◆ **WRITTEN PROBLEM**
Return every line below in which "caption" appears.

◆ **WORKING DATA**
»»

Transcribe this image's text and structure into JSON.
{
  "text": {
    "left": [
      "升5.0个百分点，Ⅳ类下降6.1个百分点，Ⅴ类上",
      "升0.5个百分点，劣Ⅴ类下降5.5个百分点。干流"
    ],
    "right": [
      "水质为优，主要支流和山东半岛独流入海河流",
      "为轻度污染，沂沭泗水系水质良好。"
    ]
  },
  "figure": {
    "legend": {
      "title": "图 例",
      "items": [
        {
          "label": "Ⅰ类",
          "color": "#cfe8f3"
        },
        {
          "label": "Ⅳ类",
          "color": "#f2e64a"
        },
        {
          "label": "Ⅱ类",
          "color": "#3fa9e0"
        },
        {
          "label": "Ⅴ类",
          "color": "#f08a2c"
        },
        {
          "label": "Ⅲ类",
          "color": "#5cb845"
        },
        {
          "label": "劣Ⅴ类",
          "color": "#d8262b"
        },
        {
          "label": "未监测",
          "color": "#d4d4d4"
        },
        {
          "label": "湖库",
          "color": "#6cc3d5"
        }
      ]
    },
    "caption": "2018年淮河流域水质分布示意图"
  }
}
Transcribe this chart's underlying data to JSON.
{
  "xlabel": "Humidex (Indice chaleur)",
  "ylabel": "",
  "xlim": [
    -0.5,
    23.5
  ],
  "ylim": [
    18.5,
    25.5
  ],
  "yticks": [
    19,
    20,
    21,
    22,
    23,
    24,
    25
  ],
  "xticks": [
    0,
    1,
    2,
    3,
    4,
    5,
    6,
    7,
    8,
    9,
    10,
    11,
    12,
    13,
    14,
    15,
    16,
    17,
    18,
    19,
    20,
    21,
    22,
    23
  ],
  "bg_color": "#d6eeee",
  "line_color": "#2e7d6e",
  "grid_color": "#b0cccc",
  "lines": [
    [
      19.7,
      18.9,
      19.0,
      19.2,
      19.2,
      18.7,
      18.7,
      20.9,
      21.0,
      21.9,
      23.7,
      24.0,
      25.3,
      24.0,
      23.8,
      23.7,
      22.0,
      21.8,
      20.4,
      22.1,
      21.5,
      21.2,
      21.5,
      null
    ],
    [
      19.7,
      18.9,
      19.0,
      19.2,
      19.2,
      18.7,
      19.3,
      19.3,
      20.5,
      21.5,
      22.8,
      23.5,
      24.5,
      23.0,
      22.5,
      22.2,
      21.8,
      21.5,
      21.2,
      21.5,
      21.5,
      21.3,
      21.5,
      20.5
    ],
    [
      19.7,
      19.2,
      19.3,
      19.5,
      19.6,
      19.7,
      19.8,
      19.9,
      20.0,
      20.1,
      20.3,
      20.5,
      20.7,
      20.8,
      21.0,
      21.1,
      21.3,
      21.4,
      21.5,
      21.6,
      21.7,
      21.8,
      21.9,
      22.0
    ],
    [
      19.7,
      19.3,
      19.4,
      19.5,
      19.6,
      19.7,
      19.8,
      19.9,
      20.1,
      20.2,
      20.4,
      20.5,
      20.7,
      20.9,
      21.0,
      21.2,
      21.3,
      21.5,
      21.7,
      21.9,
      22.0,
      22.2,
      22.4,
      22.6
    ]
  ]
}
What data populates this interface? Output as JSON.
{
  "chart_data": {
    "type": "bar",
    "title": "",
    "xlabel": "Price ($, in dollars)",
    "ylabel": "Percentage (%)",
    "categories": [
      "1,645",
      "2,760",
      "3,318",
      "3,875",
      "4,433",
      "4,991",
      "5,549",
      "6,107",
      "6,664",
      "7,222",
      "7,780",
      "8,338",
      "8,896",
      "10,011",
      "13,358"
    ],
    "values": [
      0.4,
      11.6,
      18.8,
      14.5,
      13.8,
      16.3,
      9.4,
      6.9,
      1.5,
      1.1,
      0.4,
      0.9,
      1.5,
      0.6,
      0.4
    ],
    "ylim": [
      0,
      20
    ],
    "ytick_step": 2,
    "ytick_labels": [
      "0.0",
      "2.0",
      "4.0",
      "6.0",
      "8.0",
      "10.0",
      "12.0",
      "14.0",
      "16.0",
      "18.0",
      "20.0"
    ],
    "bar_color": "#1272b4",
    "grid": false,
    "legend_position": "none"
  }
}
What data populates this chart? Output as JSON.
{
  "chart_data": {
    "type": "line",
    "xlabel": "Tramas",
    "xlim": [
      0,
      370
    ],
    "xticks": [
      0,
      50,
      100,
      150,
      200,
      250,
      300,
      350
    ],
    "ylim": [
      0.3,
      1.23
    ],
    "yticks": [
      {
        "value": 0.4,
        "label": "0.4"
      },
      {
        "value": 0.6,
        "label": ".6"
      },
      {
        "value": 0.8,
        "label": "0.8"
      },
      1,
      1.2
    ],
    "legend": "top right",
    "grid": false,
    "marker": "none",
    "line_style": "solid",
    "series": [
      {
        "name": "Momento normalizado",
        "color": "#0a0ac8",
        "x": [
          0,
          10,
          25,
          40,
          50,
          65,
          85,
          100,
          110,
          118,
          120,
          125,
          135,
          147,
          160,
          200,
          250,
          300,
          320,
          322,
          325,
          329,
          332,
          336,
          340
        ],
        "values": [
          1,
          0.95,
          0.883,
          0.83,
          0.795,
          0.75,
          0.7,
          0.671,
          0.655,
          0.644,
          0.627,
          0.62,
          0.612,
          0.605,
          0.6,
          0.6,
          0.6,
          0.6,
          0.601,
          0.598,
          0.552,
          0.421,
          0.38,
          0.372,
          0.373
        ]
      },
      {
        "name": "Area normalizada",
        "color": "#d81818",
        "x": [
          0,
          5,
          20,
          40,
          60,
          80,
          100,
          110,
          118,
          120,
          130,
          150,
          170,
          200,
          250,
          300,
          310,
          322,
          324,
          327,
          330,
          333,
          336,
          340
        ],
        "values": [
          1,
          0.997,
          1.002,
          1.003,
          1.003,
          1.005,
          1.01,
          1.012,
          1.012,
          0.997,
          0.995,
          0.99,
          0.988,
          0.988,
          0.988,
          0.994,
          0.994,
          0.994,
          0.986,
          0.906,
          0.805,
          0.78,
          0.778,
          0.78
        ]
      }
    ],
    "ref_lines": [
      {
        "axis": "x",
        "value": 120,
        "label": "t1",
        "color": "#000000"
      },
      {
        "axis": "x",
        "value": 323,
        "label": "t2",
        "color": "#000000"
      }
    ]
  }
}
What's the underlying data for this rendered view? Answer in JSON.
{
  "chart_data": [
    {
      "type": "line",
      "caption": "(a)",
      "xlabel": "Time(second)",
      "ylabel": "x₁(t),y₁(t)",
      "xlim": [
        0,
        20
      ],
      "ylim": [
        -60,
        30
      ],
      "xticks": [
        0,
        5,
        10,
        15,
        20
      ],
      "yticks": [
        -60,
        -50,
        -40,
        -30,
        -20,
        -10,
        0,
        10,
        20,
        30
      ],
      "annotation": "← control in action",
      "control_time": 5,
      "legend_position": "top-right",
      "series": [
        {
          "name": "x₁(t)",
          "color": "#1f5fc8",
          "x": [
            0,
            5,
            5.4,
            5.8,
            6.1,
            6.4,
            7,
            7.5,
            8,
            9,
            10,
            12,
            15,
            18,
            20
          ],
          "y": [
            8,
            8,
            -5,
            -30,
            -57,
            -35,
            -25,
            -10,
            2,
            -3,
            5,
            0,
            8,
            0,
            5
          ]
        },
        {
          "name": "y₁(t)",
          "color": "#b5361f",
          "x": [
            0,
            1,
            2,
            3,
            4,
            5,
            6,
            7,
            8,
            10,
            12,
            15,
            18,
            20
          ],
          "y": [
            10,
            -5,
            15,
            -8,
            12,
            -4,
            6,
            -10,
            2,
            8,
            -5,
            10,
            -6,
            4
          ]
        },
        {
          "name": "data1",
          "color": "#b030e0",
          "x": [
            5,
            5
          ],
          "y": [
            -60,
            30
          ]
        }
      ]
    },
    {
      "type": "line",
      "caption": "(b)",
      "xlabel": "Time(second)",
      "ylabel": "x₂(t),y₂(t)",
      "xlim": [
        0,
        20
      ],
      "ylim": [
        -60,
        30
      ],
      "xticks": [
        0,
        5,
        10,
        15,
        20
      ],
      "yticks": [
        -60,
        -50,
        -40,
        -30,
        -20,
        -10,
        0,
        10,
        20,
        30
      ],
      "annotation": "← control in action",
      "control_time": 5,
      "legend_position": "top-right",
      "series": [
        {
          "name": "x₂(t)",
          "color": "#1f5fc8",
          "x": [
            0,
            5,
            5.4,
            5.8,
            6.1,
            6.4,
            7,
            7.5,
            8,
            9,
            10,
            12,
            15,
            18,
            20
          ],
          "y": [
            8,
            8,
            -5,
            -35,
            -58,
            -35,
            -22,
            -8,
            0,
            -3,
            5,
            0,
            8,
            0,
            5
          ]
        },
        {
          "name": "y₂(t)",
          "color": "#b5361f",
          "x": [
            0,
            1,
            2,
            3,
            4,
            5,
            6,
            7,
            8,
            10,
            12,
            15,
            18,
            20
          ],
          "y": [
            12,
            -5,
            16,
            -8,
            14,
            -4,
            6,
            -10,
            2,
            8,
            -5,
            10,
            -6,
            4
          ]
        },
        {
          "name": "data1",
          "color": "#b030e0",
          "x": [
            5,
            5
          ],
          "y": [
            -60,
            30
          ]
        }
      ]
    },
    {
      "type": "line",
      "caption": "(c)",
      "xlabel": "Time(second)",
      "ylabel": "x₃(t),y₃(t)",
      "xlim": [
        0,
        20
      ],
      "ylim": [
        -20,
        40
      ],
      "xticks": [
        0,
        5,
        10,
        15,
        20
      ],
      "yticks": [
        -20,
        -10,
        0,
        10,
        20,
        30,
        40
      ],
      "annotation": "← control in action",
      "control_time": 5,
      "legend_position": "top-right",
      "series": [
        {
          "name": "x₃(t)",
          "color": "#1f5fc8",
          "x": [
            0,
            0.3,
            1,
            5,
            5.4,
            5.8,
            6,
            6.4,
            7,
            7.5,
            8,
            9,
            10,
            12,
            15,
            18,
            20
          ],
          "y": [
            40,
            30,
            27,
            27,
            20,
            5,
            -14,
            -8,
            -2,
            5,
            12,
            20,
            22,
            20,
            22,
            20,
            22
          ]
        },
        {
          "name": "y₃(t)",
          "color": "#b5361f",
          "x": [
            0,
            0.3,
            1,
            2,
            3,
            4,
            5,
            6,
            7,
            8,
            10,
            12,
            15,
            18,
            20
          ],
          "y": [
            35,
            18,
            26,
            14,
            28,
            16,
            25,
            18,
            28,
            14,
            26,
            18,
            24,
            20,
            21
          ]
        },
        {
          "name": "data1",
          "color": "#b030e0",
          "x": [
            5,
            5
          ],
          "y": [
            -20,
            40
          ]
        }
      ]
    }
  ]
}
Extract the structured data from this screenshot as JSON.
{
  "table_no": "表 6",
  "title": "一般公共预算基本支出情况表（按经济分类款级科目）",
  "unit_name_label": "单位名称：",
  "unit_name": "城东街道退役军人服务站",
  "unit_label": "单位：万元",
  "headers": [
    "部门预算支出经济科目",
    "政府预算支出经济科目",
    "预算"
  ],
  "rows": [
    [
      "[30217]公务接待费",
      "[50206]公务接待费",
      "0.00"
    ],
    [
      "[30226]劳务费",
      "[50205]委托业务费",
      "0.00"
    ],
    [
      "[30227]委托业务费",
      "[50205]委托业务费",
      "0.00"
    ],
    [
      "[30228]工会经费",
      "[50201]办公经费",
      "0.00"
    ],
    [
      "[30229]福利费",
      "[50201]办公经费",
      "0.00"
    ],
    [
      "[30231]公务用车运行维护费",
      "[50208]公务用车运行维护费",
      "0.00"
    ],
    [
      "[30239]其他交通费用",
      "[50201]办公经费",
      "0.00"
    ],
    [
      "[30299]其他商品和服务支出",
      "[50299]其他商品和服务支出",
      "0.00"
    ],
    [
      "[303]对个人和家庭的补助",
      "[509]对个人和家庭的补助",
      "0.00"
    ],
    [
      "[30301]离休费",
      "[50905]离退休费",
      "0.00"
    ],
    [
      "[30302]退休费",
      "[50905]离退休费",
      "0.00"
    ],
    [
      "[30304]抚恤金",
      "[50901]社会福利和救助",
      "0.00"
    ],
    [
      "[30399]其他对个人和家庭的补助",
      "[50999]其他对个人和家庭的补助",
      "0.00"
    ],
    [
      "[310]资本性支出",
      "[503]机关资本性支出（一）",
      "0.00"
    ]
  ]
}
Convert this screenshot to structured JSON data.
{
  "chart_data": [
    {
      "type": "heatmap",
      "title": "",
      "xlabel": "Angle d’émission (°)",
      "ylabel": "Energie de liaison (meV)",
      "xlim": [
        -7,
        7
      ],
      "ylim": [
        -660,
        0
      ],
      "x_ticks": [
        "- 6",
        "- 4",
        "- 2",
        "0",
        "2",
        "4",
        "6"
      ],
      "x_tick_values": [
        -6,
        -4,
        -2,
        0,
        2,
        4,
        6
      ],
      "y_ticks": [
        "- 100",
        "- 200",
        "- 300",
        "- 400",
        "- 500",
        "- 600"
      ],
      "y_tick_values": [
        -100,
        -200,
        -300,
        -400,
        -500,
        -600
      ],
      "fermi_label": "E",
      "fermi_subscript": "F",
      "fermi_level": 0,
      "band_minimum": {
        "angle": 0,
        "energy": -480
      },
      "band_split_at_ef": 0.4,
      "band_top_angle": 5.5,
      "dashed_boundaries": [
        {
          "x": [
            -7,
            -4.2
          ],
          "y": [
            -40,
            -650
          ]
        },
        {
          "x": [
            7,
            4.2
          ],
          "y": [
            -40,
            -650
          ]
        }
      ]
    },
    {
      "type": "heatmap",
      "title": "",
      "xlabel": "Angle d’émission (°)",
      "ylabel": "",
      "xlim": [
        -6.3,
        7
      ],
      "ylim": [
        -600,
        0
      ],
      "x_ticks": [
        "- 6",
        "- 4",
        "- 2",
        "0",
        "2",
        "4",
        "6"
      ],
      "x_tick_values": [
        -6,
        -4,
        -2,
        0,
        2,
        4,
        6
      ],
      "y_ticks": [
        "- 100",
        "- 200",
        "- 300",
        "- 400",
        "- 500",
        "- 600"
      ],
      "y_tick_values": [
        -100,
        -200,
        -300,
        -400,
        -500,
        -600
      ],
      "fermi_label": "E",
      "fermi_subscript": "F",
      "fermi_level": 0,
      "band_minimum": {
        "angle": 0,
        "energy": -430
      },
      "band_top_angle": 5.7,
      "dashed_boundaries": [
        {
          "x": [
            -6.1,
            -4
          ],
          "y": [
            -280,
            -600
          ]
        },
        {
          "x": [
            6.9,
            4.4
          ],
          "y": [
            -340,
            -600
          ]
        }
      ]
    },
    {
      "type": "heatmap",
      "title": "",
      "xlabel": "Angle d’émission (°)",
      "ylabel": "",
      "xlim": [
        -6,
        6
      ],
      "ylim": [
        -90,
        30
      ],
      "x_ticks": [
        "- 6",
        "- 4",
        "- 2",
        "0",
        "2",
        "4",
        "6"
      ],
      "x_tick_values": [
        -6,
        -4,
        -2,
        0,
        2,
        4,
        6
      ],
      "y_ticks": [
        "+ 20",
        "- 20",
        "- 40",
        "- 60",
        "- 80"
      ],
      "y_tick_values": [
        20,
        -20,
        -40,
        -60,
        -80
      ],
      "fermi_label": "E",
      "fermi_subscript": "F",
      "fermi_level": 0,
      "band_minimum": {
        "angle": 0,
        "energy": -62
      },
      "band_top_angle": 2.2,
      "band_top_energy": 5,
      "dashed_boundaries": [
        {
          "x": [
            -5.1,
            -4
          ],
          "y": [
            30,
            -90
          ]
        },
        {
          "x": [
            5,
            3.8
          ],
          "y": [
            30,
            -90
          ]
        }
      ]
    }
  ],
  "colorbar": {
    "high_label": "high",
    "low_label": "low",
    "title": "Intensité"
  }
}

««

◆ **ANSWER TO THE EXERCISE**
    "caption": "2018年淮河流域水质分布示意图"
      "caption": "(a)",
      "caption": "(b)",
      "caption": "(c)",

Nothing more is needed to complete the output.